Prompt
Type out every line below exactly as it reads.

Record extracts
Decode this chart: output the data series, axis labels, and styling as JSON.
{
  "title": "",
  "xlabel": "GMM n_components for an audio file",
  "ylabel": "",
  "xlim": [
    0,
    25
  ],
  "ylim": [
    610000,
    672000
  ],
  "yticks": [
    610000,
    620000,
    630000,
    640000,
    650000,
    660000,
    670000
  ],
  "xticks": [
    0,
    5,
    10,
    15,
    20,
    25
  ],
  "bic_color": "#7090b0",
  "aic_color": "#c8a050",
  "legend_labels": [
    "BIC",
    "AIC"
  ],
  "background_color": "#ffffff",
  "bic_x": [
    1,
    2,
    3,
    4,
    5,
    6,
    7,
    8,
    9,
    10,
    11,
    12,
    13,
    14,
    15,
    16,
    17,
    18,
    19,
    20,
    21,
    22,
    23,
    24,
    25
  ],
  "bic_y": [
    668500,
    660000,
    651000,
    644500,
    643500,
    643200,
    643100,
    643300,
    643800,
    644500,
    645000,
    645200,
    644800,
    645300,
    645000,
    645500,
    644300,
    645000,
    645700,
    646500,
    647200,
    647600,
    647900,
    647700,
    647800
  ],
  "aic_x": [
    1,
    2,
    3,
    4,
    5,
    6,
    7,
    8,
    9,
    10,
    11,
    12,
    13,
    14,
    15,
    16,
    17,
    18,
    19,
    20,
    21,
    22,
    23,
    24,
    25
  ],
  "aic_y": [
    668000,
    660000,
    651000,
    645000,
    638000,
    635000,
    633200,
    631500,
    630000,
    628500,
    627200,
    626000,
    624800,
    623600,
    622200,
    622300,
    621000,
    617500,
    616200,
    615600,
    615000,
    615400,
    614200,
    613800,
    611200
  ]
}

Result
Decode this chart: output the data series, axis labels, and styling as JSON.
{
  "title": "",
  "xlabel": "GMM n_components for an audio file",
  "ylabel": "",
  "xlim": [
    0,
    25
  ],
  "ylim": [
    610000,
    672000
  ],
  "yticks": [
    610000,
    620000,
    630000,
    640000,
    650000,
    660000,
    670000
  ],
  "xticks": [
    0,
    5,
    10,
    15,
    20,
    25
  ],
  "bic_color": "#7090b0",
  "aic_color": "#c8a050",
  "legend_labels": [
    "BIC",
    "AIC"
  ],
  "background_color": "#ffffff",
  "bic_x": [
    1,
    2,
    3,
    4,
    5,
    6,
    7,
    8,
    9,
    10,
    11,
    12,
    13,
    14,
    15,
    16,
    17,
    18,
    19,
    20,
    21,
    22,
    23,
    24,
    25
  ],
  "bic_y": [
    668500,
    660000,
    651000,
    644500,
    643500,
    643200,
    643100,
    643300,
    643800,
    644500,
    645000,
    645200,
    644800,
    645300,
    645000,
    645500,
    644300,
    645000,
    645700,
    646500,
    647200,
    647600,
    647900,
    647700,
    647800
  ],
  "aic_x": [
    1,
    2,
    3,
    4,
    5,
    6,
    7,
    8,
    9,
    10,
    11,
    12,
    13,
    14,
    15,
    16,
    17,
    18,
    19,
    20,
    21,
    22,
    23,
    24,
    25
  ],
  "aic_y": [
    668000,
    660000,
    651000,
    645000,
    638000,
    635000,
    633200,
    631500,
    630000,
    628500,
    627200,
    626000,
    624800,
    623600,
    622200,
    622300,
    621000,
    617500,
    616200,
    615600,
    615000,
    615400,
    614200,
    613800,
    611200
  ]
}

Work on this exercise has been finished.